* [Dataset records]
* * *

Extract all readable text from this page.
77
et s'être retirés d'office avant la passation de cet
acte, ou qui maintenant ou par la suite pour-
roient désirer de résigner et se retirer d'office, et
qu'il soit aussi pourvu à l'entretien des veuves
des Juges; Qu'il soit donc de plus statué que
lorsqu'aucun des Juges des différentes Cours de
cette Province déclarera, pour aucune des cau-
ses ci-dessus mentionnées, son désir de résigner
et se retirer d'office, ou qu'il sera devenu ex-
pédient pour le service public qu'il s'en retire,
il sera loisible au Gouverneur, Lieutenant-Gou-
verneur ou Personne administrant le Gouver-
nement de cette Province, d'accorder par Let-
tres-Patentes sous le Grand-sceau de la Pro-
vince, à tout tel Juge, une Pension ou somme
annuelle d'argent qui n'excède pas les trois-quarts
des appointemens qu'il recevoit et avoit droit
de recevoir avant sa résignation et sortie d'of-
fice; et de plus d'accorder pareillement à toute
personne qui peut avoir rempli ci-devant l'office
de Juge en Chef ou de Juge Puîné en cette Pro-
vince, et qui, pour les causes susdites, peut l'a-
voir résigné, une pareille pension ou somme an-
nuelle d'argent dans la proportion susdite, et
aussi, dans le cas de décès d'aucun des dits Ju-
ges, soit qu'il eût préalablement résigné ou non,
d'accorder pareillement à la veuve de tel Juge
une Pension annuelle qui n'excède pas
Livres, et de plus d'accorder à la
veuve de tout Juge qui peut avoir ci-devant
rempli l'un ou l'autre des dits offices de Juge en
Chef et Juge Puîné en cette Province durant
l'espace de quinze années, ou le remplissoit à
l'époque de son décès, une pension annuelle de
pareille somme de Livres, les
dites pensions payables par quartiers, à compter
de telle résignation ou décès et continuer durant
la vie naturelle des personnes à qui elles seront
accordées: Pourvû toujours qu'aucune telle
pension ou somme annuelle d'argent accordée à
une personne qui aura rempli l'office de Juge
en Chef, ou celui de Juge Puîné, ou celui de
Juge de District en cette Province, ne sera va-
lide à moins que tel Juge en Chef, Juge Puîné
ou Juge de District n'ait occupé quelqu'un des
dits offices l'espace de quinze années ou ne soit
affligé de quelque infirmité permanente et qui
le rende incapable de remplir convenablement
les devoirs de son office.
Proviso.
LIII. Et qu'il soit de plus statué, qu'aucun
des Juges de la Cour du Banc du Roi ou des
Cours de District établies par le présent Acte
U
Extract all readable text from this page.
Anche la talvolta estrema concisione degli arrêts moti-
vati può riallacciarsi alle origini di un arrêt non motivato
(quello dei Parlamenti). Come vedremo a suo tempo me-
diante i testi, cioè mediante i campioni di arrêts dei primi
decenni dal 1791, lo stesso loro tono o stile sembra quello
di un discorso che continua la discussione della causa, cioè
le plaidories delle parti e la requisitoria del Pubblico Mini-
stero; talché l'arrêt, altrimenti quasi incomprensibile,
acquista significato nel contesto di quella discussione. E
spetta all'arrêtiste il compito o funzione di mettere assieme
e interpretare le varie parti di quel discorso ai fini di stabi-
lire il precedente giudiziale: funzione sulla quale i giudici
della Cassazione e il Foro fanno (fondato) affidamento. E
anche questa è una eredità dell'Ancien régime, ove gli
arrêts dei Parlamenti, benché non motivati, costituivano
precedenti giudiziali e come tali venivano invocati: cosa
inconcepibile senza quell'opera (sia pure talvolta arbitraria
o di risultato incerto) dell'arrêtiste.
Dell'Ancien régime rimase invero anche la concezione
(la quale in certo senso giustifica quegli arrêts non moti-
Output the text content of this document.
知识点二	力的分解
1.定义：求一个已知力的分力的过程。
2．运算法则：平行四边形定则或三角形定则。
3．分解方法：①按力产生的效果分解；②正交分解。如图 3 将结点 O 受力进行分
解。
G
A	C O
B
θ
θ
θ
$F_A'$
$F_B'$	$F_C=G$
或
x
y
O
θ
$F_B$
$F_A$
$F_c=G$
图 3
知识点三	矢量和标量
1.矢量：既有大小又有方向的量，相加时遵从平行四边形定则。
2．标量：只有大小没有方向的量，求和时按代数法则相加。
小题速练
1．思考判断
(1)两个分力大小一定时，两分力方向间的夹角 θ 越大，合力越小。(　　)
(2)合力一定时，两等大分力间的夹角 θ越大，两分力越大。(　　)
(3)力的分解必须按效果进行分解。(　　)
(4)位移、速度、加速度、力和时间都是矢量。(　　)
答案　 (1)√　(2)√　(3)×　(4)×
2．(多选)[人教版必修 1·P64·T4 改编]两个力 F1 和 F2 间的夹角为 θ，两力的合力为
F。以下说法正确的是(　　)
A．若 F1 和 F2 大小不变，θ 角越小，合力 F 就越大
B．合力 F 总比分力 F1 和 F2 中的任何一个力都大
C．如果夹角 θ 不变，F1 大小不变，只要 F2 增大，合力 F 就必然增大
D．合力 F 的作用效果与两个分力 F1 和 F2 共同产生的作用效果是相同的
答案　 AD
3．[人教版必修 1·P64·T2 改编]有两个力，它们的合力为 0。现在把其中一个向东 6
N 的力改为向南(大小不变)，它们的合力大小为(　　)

* * *

* [Stated goal] Every record shown above must be echoed exactly.

* [Output below]
Extract all readable text from this page.
77
et s'être retirés d'office avant la passation de cet
acte, ou qui maintenant ou par la suite pour-
roient désirer de résigner et se retirer d'office, et
qu'il soit aussi pourvu à l'entretien des veuves
des Juges; Qu'il soit donc de plus statué que
lorsqu'aucun des Juges des différentes Cours de
cette Province déclarera, pour aucune des cau-
ses ci-dessus mentionnées, son désir de résigner
et se retirer d'office, ou qu'il sera devenu ex-
pédient pour le service public qu'il s'en retire,
il sera loisible au Gouverneur, Lieutenant-Gou-
verneur ou Personne administrant le Gouver-
nement de cette Province, d'accorder par Let-
tres-Patentes sous le Grand-sceau de la Pro-
vince, à tout tel Juge, une Pension ou somme
annuelle d'argent qui n'excède pas les trois-quarts
des appointemens qu'il recevoit et avoit droit
de recevoir avant sa résignation et sortie d'of-
fice; et de plus d'accorder pareillement à toute
personne qui peut avoir rempli ci-devant l'office
de Juge en Chef ou de Juge Puîné en cette Pro-
vince, et qui, pour les causes susdites, peut l'a-
voir résigné, une pareille pension ou somme an-
nuelle d'argent dans la proportion susdite, et
aussi, dans le cas de décès d'aucun des dits Ju-
ges, soit qu'il eût préalablement résigné ou non,
d'accorder pareillement à la veuve de tel Juge
une Pension annuelle qui n'excède pas
Livres, et de plus d'accorder à la
veuve de tout Juge qui peut avoir ci-devant
rempli l'un ou l'autre des dits offices de Juge en
Chef et Juge Puîné en cette Province durant
l'espace de quinze années, ou le remplissoit à
l'époque de son décès, une pension annuelle de
pareille somme de Livres, les
dites pensions payables par quartiers, à compter
de telle résignation ou décès et continuer durant
la vie naturelle des personnes à qui elles seront
accordées: Pourvû toujours qu'aucune telle
pension ou somme annuelle d'argent accordée à
une personne qui aura rempli l'office de Juge
en Chef, ou celui de Juge Puîné, ou celui de
Juge de District en cette Province, ne sera va-
lide à moins que tel Juge en Chef, Juge Puîné
ou Juge de District n'ait occupé quelqu'un des
dits offices l'espace de quinze années ou ne soit
affligé de quelque infirmité permanente et qui
le rende incapable de remplir convenablement
les devoirs de son office.
Proviso.
LIII. Et qu'il soit de plus statué, qu'aucun
des Juges de la Cour du Banc du Roi ou des
Cours de District établies par le présent Acte
U
Extract all readable text from this page.
Anche la talvolta estrema concisione degli arrêts moti-
vati può riallacciarsi alle origini di un arrêt non motivato
(quello dei Parlamenti). Come vedremo a suo tempo me-
diante i testi, cioè mediante i campioni di arrêts dei primi
decenni dal 1791, lo stesso loro tono o stile sembra quello
di un discorso che continua la discussione della causa, cioè
le plaidories delle parti e la requisitoria del Pubblico Mini-
stero; talché l'arrêt, altrimenti quasi incomprensibile,
acquista significato nel contesto di quella discussione. E
spetta all'arrêtiste il compito o funzione di mettere assieme
e interpretare le varie parti di quel discorso ai fini di stabi-
lire il precedente giudiziale: funzione sulla quale i giudici
della Cassazione e il Foro fanno (fondato) affidamento. E
anche questa è una eredità dell'Ancien régime, ove gli
arrêts dei Parlamenti, benché non motivati, costituivano
precedenti giudiziali e come tali venivano invocati: cosa
inconcepibile senza quell'opera (sia pure talvolta arbitraria
o di risultato incerto) dell'arrêtiste.
Dell'Ancien régime rimase invero anche la concezione
(la quale in certo senso giustifica quegli arrêts non moti-
Output the text content of this document.
知识点二	力的分解
1.定义：求一个已知力的分力的过程。
2．运算法则：平行四边形定则或三角形定则。
3．分解方法：①按力产生的效果分解；②正交分解。如图 3 将结点 O 受力进行分
解。
G
A	C O
B
θ
θ
θ
$F_A'$
$F_B'$	$F_C=G$
或
x
y
O
θ
$F_B$
$F_A$
$F_c=G$
图 3
知识点三	矢量和标量
1.矢量：既有大小又有方向的量，相加时遵从平行四边形定则。
2．标量：只有大小没有方向的量，求和时按代数法则相加。
小题速练
1．思考判断
(1)两个分力大小一定时，两分力方向间的夹角 θ 越大，合力越小。(　　)
(2)合力一定时，两等大分力间的夹角 θ越大，两分力越大。(　　)
(3)力的分解必须按效果进行分解。(　　)
(4)位移、速度、加速度、力和时间都是矢量。(　　)
答案　 (1)√　(2)√　(3)×　(4)×
2．(多选)[人教版必修 1·P64·T4 改编]两个力 F1 和 F2 间的夹角为 θ，两力的合力为
F。以下说法正确的是(　　)
A．若 F1 和 F2 大小不变，θ 角越小，合力 F 就越大
B．合力 F 总比分力 F1 和 F2 中的任何一个力都大
C．如果夹角 θ 不变，F1 大小不变，只要 F2 增大，合力 F 就必然增大
D．合力 F 的作用效果与两个分力 F1 和 F2 共同产生的作用效果是相同的
答案　 AD
3．[人教版必修 1·P64·T2 改编]有两个力，它们的合力为 0。现在把其中一个向东 6
N 的力改为向南(大小不变)，它们的合力大小为(　　)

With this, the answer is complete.